Oggi si apre l’anno dell’acqua

A questa assemblea il popolo dell’acqua arriva con uno straordinario successo ottenuto nella scorsa primavera: oltre un milione e 400mila cittadini hanno sottoscritto i tre referendum, risultato mai raggiunto da nessun’altra analoga proposta. E dimostrando che qualcosa sta davvero succedendo in questo Paese: un nuovo protagonismo sociale dal basso, che contrasta radicalmente le politiche liberiste, che vuole riappropriarsi di ciò che gli appartiene, che vuole decidere senza delegare su un bene comune essenziale alla vita come l’acqua.
Se ne sono decisamente accorti anche i poteri forti politico-finanziari, che da sempre spingono per la privatizzazione dell’acqua. È di mercoledì scorso l’appello bipartisan, promosso al Convegno Astrid da Giuliano Amato e Franco Bassanini, contro i referendum che, se passano, sarebbero «un danno per la comunità  intera». Con l’appoggio di ministri dell’attuale governo (Ronchi, Fitto e Prestigiacomo) e di esponenti del centro-sinistra (Enrico Letta, Vigneri e Lanzillotta).

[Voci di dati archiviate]

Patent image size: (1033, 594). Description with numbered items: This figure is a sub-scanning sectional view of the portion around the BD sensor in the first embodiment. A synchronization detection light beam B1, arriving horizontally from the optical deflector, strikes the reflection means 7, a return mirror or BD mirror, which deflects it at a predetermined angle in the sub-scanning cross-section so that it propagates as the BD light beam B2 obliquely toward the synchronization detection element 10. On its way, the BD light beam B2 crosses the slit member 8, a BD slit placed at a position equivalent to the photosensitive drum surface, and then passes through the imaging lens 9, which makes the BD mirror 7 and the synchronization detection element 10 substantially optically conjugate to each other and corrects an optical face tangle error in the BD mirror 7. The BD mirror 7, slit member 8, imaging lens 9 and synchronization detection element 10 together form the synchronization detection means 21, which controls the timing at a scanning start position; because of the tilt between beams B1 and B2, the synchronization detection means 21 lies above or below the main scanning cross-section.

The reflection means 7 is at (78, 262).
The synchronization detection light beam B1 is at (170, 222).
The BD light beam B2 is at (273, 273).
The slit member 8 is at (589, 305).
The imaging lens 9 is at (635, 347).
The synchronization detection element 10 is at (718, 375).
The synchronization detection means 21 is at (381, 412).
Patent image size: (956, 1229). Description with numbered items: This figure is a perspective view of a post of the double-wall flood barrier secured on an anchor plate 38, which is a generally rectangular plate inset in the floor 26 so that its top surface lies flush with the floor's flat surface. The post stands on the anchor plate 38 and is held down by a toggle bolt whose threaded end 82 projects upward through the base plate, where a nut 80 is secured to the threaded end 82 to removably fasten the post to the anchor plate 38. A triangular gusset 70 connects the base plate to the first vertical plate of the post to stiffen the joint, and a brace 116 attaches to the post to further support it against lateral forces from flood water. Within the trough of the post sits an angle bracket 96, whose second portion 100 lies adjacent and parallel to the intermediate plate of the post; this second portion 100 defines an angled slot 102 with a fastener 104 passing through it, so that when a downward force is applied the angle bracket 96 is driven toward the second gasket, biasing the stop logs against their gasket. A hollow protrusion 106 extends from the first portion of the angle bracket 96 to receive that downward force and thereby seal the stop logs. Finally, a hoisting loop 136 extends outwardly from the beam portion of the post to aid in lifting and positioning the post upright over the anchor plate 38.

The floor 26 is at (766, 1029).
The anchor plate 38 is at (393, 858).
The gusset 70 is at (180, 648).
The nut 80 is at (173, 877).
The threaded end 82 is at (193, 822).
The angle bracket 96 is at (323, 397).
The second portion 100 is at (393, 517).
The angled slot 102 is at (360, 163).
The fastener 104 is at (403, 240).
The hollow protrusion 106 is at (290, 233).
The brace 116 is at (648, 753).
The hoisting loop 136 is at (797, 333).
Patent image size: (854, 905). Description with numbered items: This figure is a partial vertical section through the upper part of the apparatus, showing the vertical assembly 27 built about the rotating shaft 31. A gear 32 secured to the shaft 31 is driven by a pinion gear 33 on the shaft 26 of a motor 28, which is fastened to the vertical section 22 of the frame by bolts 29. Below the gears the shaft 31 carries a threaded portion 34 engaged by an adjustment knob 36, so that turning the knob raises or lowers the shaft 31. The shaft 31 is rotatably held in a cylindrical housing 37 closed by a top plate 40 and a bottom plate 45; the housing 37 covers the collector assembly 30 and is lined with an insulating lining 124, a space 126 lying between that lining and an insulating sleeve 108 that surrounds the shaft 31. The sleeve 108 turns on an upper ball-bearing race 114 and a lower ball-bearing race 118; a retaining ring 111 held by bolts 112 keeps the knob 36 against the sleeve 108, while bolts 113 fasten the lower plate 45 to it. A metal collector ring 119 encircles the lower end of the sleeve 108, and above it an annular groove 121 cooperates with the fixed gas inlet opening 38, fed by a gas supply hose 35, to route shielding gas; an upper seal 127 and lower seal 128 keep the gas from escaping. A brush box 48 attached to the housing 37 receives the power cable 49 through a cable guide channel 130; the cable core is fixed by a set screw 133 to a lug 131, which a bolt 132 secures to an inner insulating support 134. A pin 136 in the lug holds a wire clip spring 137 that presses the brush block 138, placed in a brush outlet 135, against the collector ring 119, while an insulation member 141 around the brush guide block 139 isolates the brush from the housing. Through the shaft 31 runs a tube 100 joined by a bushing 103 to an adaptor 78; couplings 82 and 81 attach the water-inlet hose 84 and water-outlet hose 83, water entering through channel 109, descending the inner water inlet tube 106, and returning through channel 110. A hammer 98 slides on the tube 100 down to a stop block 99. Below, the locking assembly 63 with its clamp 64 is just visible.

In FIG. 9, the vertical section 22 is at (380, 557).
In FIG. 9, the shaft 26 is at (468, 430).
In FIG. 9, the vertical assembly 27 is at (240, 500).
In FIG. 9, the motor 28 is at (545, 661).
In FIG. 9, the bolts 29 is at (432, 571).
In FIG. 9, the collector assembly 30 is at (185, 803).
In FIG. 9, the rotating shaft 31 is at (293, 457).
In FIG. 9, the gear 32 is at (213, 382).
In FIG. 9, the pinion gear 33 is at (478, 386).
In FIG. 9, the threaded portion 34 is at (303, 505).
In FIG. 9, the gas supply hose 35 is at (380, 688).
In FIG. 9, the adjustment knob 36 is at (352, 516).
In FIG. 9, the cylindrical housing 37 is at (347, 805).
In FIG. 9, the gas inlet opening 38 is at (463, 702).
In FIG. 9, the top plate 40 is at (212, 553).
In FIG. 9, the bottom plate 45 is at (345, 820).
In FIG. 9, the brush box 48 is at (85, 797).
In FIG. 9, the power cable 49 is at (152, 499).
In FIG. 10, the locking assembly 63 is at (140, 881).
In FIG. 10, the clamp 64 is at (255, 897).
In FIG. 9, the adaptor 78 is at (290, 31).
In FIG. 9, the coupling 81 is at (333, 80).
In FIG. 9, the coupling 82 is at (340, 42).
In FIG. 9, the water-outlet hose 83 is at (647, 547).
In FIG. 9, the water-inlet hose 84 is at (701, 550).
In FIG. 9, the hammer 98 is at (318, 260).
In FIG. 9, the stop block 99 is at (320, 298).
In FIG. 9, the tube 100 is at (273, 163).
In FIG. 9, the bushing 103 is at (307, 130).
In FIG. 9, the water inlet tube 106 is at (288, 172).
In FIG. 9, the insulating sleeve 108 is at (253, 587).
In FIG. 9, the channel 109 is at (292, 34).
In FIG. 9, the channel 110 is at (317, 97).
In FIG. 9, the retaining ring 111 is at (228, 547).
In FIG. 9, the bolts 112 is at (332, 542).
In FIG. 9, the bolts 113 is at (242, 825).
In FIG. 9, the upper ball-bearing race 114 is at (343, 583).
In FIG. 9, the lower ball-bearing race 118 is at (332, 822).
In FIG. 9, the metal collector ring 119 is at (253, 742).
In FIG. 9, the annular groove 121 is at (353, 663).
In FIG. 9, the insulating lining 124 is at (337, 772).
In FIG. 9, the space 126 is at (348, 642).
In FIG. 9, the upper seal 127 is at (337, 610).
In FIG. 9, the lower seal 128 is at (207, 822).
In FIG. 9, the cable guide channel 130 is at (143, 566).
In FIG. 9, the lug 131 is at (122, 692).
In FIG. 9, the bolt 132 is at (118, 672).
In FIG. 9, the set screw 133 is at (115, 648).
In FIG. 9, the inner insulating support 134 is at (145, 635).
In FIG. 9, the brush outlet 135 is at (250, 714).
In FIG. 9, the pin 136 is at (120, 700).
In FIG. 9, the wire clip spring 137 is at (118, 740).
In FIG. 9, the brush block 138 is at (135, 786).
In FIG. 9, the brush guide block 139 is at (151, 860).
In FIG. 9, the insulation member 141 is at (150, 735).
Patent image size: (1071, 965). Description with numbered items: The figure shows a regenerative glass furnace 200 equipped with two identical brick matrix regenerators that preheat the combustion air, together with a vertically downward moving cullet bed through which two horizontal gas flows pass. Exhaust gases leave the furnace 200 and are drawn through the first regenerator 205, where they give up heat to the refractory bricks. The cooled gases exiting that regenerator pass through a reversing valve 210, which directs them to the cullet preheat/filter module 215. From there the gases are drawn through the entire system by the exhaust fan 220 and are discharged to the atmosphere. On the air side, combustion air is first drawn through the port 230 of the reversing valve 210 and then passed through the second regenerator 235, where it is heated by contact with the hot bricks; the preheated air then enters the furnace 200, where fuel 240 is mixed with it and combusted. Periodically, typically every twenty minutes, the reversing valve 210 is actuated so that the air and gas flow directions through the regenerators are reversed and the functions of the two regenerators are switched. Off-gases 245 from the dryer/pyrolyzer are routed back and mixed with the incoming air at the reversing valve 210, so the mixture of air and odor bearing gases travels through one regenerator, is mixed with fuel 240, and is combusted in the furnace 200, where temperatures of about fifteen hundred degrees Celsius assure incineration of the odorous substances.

[I tuoi compiti]
1. Quanti cittadini hanno sottoscritto i tre referendum secondo il testo sull'acqua?
2. Riprendi il testo sull'acqua e proseguilo a partire dalla sua ultima frase.
L'elenco proviene da un'altra fonte.

[Compiti risolti]
1. Oltre un milione e 400mila cittadini.

2.
Sarà  un’assemblea allegra dunque, ma non autoriflessa. Perché nuovi compiti e un salto di qualità  attendono i prossimi passi del movimento per l’acqua: dopo aver intercettato in anni di mobilitazione reticolare un bisogno sociale diffuso, ora dovrà  moltiplicare le proprie capacità  di parlare al Paese, per arrivare a trasformare quella che è una indiscutibile vittoria culturale in una concreta vittoria politica, attraverso una valanga di sì al referendum della prossima primavera. Un obiettivo prioritario verrà  messo in cantiere e aprirà  le mobilitazioni dell’autunno: la richiesta di un decreto di moratoria immediata sull’approvazione dei decreti attuativi dell’art. 23bis e lo stop a tutte le accelerazioni ai processi di privatizzazione, in attesa che il popolo italiano si pronunci. Una richiesta di buon senso democratico, ma che nell’attuale degrado delle istituzioni democratiche diviene un obiettivo ottenibile solo con una forte mobilitazione sociale, nei territori e a livello nazionale.
Due giornate intense, nelle quali si preparerà  un calendario delle mobilitazioni, la definizione di proposte per il finanziamento del servizio idrico e per la gestione partecipativa delle comunità  locali, il rilancio della legge d’iniziativa popolare presentata con oltre 400.000 firme, una campagna referendaria autopromossa e autofinanziata, la tutela dell’intero ciclo dell’acqua e le connessioni tra la stessa e la questione climatica planetaria. Due giornate aperte e inclusive. Con la consapevolezza di un movimento che è ormai un fiume che corre verso il mare. Per quanto cercheranno di ostacolarlo, alla fine dovranno guardare la corrente passare. Perché si apre l’anno dell’acqua. Ovvero della democrazia.